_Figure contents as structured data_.
## START
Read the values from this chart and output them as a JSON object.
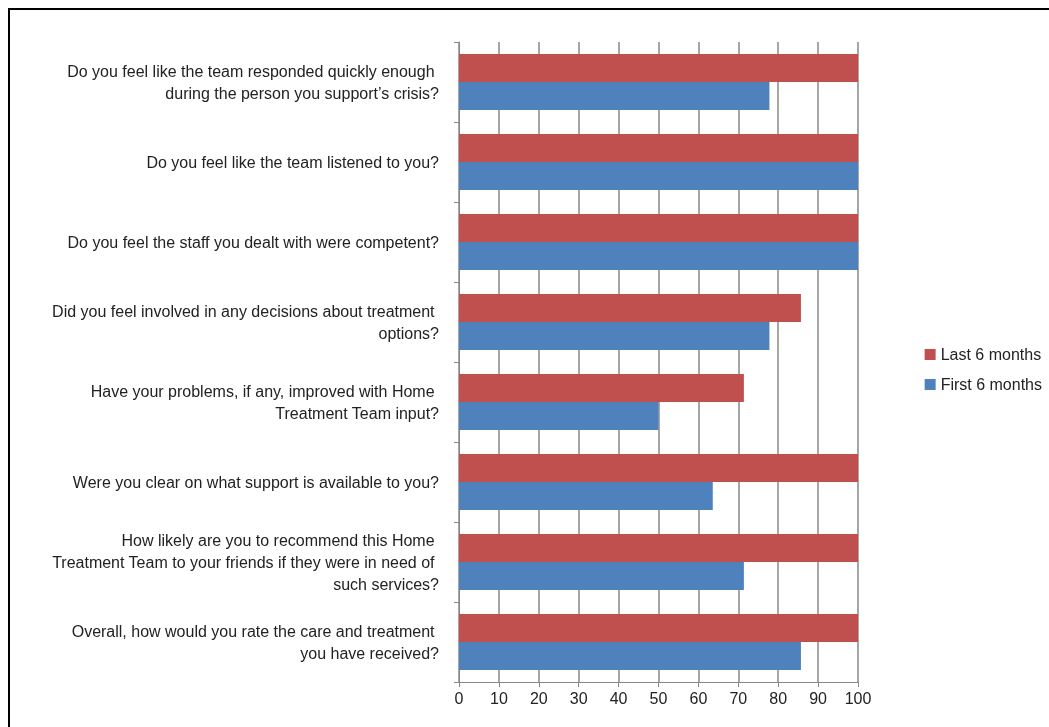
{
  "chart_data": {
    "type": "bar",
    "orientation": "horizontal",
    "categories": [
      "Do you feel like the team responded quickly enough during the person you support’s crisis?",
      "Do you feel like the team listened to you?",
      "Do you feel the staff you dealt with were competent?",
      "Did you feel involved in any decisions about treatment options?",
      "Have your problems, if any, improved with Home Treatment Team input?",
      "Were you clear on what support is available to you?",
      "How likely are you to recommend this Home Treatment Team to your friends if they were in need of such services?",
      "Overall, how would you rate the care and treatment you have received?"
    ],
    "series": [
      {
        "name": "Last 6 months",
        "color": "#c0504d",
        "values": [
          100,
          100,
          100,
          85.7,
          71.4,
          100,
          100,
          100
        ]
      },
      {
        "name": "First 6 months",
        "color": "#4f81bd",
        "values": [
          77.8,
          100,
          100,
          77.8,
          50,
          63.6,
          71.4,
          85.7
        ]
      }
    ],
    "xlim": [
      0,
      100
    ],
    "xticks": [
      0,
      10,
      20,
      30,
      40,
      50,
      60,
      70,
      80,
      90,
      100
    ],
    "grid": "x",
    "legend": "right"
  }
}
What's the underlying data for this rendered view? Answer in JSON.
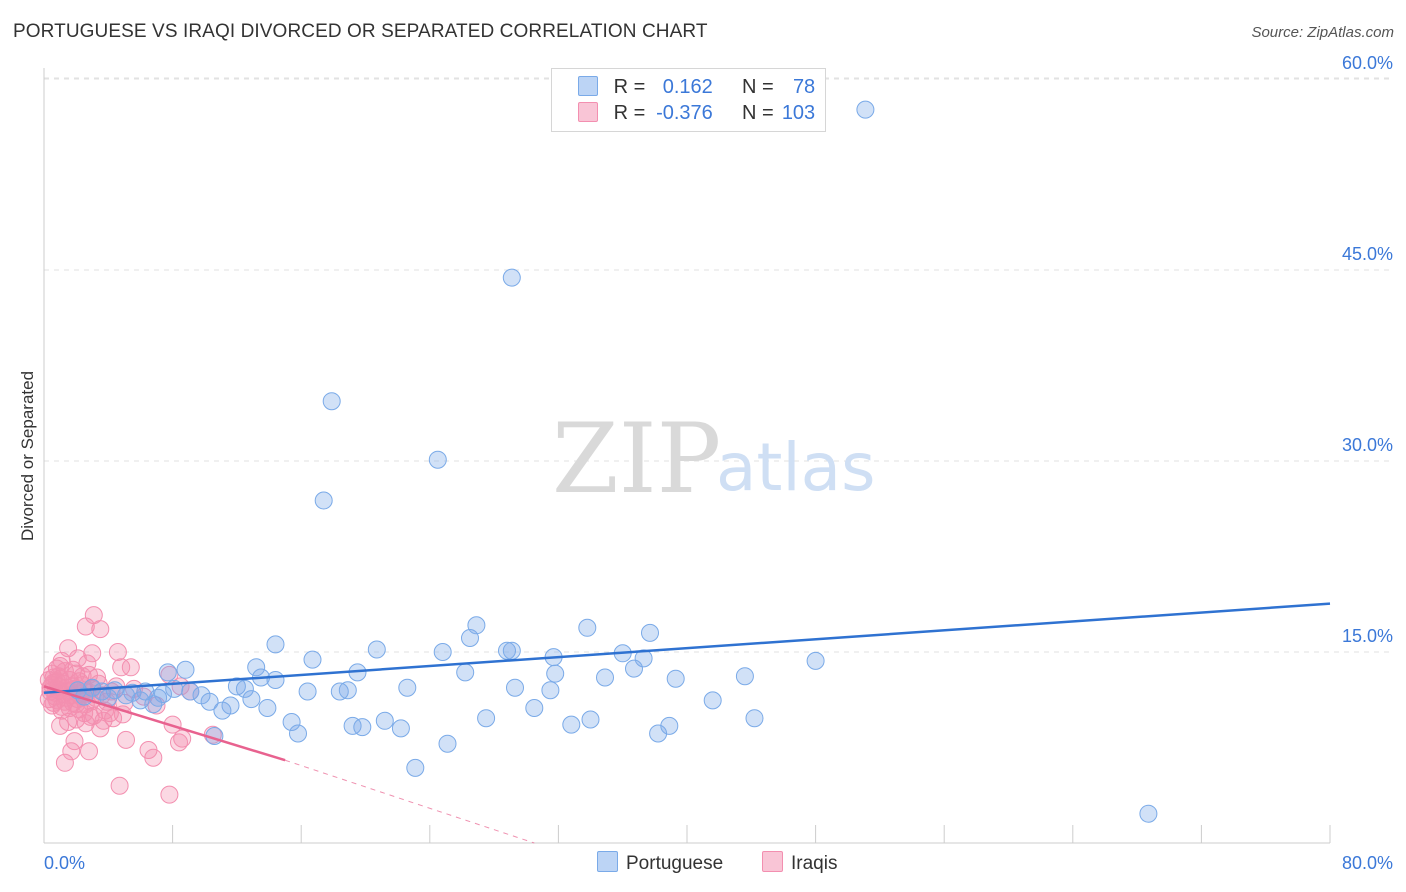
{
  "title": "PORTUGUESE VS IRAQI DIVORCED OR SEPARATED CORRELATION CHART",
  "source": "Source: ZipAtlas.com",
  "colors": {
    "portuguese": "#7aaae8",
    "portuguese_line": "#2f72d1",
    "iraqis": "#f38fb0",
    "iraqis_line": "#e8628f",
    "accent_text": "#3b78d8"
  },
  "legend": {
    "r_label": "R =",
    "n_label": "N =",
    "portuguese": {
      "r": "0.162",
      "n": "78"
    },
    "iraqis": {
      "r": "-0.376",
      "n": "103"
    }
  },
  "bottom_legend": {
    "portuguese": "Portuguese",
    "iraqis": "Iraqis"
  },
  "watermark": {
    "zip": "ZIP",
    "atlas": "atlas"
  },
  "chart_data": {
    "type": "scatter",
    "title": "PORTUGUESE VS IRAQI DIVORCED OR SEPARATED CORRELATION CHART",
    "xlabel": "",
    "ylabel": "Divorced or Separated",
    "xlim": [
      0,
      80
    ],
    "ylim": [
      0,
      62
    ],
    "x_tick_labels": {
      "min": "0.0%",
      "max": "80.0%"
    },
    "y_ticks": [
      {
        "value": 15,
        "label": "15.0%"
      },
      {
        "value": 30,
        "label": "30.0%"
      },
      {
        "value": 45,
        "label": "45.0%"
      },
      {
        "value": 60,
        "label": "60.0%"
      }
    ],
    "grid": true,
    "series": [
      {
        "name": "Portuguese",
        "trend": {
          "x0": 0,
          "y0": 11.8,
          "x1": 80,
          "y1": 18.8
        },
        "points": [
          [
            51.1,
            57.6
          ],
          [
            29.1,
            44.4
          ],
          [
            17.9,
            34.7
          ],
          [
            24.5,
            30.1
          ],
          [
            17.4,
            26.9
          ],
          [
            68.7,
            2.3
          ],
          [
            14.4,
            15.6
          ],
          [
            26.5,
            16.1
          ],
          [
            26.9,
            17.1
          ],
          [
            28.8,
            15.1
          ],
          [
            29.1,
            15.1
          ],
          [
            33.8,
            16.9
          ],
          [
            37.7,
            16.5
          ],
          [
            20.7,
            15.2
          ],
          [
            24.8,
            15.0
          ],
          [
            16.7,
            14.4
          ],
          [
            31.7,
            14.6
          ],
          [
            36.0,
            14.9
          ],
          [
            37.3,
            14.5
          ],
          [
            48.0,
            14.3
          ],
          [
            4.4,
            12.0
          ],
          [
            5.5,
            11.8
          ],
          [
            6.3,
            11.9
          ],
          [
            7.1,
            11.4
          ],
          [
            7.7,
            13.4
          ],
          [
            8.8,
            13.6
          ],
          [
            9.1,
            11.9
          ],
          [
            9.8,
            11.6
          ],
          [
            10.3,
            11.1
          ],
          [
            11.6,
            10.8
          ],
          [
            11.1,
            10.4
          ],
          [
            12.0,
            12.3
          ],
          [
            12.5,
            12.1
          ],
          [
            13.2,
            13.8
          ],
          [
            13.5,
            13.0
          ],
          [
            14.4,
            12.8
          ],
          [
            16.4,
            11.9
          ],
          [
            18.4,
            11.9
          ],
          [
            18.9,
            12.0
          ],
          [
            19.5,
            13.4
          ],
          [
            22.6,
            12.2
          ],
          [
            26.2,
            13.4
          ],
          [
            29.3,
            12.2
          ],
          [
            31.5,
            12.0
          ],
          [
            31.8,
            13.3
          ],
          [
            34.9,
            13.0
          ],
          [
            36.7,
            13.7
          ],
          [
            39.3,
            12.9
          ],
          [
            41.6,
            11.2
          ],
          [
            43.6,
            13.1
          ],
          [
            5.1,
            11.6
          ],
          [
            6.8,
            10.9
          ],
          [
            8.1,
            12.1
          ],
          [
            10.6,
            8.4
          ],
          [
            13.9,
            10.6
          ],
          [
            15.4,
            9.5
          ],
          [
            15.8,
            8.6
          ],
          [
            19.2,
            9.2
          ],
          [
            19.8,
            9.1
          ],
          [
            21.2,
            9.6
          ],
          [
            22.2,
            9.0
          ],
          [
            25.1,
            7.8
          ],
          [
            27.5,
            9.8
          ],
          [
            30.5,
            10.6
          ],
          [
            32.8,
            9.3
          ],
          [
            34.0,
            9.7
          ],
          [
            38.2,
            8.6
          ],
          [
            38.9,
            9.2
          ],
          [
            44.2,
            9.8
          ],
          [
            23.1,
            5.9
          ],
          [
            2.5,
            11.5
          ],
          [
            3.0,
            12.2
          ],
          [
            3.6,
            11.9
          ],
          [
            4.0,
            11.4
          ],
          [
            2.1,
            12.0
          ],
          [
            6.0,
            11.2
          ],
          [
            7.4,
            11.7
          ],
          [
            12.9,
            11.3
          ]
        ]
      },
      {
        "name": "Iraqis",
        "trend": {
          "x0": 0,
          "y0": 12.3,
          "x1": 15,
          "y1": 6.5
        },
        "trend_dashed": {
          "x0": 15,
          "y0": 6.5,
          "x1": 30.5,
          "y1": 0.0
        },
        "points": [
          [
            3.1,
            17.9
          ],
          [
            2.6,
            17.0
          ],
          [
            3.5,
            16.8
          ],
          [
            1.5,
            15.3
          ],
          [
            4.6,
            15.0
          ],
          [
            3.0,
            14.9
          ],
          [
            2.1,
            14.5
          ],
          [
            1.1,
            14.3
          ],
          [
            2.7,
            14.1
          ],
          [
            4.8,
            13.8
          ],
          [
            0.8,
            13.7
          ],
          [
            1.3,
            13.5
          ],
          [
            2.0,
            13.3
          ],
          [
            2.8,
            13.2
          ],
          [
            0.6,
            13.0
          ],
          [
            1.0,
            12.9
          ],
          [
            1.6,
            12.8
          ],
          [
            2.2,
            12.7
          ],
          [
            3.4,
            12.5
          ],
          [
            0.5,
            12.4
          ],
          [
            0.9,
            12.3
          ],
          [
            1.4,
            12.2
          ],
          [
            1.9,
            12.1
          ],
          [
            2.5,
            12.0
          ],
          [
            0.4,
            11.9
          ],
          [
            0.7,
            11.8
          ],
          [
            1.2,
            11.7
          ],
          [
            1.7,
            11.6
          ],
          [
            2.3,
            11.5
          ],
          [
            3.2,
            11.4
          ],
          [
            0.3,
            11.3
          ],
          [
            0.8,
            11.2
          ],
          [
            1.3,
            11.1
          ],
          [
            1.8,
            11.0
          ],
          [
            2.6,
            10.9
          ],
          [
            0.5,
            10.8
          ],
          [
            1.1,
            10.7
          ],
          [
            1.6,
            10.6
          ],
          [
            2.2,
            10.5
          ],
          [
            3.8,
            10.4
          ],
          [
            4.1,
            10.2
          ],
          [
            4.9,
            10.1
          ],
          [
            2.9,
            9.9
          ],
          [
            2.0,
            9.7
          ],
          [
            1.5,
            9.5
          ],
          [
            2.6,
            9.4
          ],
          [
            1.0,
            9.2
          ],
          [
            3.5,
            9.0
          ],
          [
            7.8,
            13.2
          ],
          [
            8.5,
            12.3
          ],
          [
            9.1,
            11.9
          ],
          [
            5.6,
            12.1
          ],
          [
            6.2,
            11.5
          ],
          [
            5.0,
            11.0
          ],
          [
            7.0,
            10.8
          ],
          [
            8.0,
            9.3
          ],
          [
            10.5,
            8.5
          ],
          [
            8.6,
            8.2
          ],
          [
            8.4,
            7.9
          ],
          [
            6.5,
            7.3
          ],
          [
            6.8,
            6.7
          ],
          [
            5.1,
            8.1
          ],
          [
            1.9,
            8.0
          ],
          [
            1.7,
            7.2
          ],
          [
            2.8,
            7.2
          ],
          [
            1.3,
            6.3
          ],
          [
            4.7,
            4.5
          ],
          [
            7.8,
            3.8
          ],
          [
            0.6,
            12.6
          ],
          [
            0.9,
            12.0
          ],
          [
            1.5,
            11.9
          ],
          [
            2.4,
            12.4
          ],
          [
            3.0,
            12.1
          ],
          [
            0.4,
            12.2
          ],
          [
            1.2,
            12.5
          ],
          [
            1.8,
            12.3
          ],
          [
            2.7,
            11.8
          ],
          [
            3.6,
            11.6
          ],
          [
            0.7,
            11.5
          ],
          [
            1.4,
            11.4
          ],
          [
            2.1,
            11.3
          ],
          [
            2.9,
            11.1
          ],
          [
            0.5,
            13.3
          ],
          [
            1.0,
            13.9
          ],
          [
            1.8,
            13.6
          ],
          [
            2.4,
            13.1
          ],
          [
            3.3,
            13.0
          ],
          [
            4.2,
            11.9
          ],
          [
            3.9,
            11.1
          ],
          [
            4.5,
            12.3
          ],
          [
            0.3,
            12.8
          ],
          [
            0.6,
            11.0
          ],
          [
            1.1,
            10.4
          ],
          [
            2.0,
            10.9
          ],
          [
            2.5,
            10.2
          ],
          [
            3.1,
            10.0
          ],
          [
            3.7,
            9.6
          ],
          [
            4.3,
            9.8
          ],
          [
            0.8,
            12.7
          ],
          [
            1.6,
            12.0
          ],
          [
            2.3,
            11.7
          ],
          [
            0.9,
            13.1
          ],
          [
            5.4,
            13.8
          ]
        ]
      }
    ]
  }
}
## END
_Exercise task_. Extract every line containing the string "name" from the data above.

_Solution for this exercise_.
        "name": "Last 6 months",
        "name": "First 6 months",
        "name": "Portuguese",
        "name": "Iraqis",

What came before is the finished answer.